Written problem »
Every line that holds the string "configurations" is to be identified and copied.
— Begin —
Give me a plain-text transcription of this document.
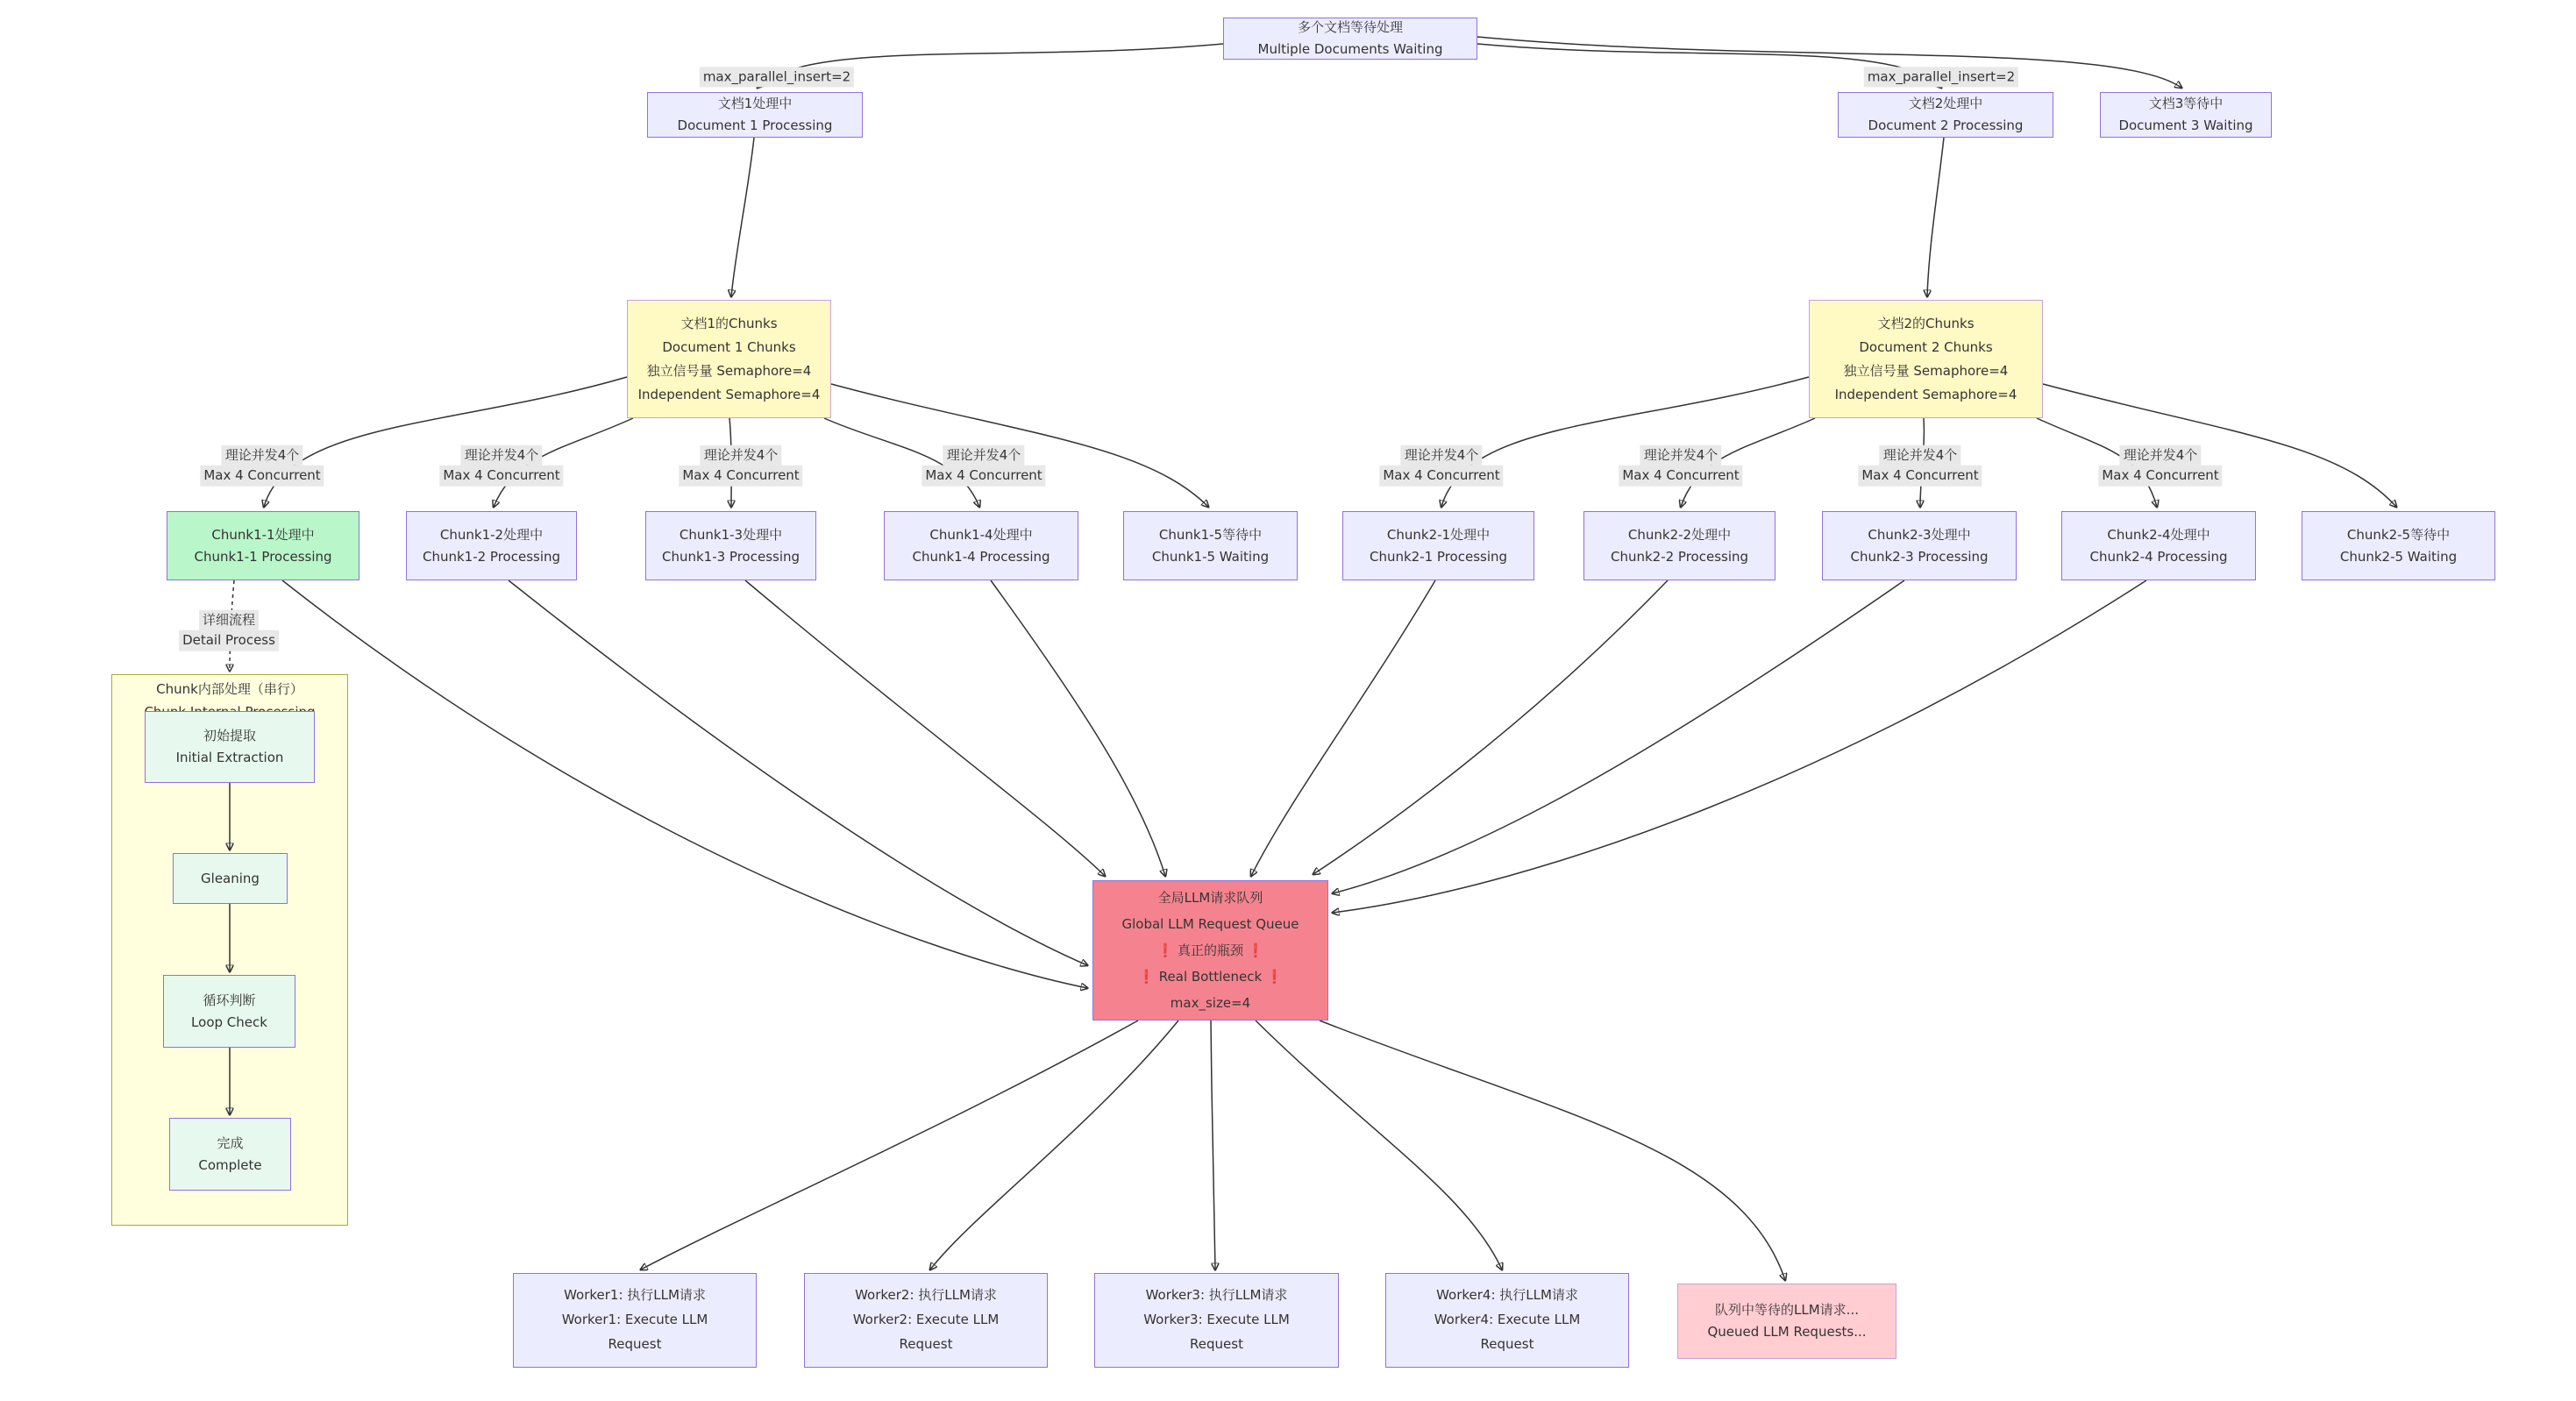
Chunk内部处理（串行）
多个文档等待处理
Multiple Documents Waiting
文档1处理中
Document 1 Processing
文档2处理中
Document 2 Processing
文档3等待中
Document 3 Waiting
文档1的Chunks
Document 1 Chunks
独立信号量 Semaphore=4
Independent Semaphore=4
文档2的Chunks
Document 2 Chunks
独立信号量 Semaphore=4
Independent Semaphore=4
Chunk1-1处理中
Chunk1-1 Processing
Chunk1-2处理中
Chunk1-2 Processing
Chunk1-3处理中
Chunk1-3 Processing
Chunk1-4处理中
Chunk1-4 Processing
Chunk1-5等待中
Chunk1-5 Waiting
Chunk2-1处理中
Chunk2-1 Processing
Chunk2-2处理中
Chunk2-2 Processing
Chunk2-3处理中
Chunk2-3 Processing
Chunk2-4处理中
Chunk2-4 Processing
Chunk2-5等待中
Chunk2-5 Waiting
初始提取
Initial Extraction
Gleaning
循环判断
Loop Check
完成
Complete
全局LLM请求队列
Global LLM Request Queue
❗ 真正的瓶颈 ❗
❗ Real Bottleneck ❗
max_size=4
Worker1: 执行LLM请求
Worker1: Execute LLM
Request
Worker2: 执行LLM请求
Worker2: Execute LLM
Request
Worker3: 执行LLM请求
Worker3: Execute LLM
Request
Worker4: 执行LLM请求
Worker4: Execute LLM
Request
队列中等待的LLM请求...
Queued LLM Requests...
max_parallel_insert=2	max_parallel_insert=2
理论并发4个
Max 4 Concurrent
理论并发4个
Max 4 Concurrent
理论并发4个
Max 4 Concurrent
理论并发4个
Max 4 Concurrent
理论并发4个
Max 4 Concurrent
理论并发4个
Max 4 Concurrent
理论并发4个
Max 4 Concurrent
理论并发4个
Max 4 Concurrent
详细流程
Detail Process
— End —
— Begin —
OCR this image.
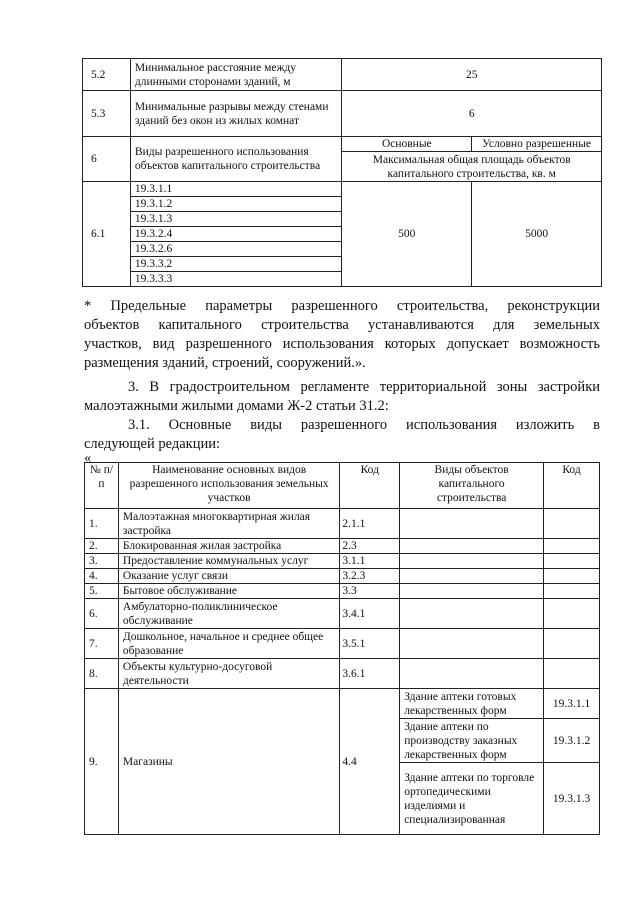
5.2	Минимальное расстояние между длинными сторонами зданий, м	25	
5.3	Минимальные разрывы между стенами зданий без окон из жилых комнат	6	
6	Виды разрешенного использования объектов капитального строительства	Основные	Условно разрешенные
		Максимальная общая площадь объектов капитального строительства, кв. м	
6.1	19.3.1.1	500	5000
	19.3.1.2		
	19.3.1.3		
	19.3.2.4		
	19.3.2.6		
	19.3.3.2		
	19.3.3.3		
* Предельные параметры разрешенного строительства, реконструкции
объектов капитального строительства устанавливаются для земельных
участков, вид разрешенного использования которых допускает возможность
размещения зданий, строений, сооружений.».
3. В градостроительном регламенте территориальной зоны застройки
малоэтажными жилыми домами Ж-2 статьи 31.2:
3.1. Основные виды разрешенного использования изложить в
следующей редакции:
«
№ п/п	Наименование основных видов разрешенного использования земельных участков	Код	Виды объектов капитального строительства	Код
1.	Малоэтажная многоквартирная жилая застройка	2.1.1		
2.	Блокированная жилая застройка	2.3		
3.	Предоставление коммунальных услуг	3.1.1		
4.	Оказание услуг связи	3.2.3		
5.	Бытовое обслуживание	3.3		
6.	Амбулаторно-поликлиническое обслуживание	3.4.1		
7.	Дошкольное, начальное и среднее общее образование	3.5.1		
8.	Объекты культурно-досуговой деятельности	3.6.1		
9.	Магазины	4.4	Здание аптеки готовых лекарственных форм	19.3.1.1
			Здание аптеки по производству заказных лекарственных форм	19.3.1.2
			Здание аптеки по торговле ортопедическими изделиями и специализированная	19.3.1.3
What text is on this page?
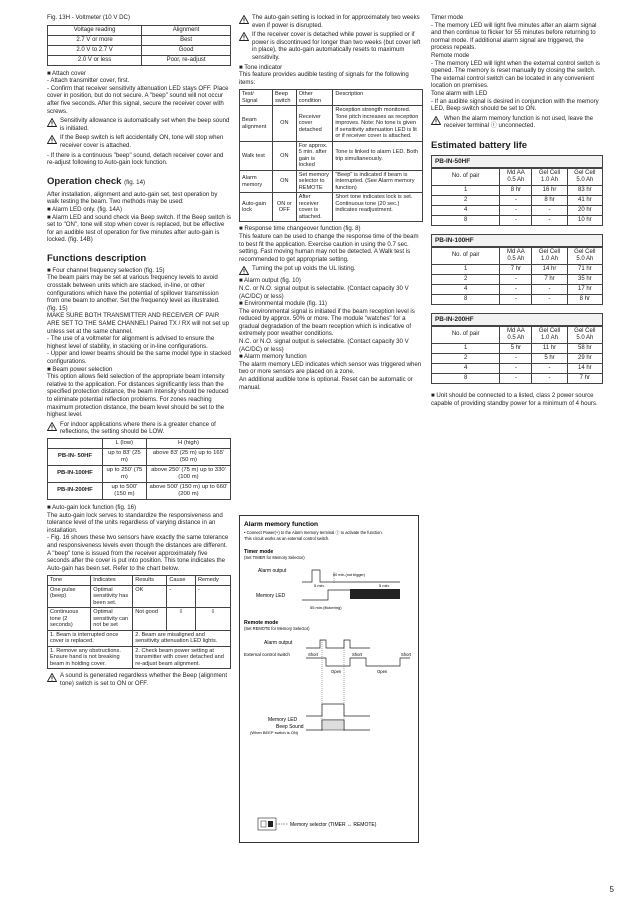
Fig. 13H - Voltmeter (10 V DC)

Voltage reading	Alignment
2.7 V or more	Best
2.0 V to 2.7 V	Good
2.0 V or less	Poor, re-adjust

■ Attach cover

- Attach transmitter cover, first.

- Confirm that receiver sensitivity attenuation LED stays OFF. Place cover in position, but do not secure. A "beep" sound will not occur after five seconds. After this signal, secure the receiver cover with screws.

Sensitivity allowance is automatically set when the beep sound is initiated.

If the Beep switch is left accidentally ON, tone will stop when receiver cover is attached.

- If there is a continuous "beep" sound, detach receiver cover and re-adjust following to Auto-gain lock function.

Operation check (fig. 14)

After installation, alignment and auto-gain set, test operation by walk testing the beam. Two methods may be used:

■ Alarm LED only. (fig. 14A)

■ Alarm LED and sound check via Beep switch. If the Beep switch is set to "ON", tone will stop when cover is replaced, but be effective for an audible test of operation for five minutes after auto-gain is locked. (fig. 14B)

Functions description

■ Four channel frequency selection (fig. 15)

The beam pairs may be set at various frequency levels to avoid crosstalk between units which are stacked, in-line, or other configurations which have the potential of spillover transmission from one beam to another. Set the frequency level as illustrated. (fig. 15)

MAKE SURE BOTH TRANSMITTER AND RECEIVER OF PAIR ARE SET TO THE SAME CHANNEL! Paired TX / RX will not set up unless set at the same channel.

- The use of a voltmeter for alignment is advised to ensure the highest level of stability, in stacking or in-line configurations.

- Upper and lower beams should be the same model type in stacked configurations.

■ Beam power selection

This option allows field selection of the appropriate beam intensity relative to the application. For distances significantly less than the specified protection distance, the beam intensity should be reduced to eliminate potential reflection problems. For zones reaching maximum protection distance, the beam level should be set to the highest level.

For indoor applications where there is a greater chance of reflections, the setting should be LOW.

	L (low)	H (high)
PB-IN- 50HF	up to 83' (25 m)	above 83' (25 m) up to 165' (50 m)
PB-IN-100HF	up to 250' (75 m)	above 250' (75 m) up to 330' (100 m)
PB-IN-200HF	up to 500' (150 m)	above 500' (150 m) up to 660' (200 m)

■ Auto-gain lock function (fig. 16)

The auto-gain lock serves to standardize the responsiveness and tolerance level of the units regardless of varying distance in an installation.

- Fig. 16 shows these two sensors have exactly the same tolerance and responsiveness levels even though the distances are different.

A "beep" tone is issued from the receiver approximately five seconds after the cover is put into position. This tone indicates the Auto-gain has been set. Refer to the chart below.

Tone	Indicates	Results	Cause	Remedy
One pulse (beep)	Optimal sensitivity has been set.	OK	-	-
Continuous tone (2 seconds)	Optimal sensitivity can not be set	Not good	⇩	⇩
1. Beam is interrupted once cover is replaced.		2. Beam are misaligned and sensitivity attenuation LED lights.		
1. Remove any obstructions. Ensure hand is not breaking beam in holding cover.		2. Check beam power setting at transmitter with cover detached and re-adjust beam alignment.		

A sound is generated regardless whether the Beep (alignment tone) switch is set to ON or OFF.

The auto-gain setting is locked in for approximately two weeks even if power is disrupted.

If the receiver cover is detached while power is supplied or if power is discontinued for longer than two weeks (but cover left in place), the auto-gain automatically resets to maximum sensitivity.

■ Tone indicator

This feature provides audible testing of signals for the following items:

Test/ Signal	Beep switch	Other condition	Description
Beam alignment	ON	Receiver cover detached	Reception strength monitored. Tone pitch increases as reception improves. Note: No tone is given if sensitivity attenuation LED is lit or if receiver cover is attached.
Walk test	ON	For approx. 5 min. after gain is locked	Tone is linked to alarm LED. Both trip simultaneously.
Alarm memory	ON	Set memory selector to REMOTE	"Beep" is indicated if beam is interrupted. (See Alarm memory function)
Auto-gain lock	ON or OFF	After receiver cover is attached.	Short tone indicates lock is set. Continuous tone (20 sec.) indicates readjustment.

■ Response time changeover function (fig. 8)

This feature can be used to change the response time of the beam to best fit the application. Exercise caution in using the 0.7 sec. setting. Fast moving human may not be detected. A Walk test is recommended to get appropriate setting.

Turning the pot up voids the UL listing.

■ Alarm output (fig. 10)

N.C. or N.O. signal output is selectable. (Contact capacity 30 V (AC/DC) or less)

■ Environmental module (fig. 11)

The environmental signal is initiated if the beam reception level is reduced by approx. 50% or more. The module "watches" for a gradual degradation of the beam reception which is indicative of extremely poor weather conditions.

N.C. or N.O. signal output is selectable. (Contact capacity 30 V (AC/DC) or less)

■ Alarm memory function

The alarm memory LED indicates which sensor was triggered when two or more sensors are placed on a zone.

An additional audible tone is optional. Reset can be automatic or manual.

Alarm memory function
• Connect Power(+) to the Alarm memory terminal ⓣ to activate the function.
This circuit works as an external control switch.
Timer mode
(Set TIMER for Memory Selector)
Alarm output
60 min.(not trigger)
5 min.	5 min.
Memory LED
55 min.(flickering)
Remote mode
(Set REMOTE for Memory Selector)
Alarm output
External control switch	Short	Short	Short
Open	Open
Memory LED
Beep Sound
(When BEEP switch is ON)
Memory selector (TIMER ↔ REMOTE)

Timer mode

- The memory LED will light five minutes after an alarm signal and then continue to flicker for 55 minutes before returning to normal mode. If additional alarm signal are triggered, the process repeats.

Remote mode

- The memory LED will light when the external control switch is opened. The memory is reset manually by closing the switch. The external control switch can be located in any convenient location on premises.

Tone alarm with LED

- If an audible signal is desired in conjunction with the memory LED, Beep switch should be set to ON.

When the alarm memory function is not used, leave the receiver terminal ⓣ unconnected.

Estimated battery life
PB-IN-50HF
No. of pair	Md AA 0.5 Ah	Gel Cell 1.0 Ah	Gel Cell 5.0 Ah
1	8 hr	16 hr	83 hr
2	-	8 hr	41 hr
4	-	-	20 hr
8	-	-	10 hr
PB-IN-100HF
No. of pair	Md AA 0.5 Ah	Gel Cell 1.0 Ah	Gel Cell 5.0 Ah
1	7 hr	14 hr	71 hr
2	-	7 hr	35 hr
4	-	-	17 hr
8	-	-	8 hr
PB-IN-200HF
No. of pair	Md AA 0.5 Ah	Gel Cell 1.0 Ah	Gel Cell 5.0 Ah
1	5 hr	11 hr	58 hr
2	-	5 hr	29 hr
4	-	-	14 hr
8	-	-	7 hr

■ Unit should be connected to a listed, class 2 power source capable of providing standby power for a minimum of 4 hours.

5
— End —
Exercise solution »
The beam pairs may be set at various frequency levels to avoid crosstalk between units which are stacked, in-line, or other configurations which have the potential of spillover transmission from one beam to another. Set the frequency level as illustrated. (fig. 15)
- The use of a voltmeter for alignment is advised to ensure the highest level of stability, in stacking or in-line configurations.
- Upper and lower beams should be the same model type in stacked configurations.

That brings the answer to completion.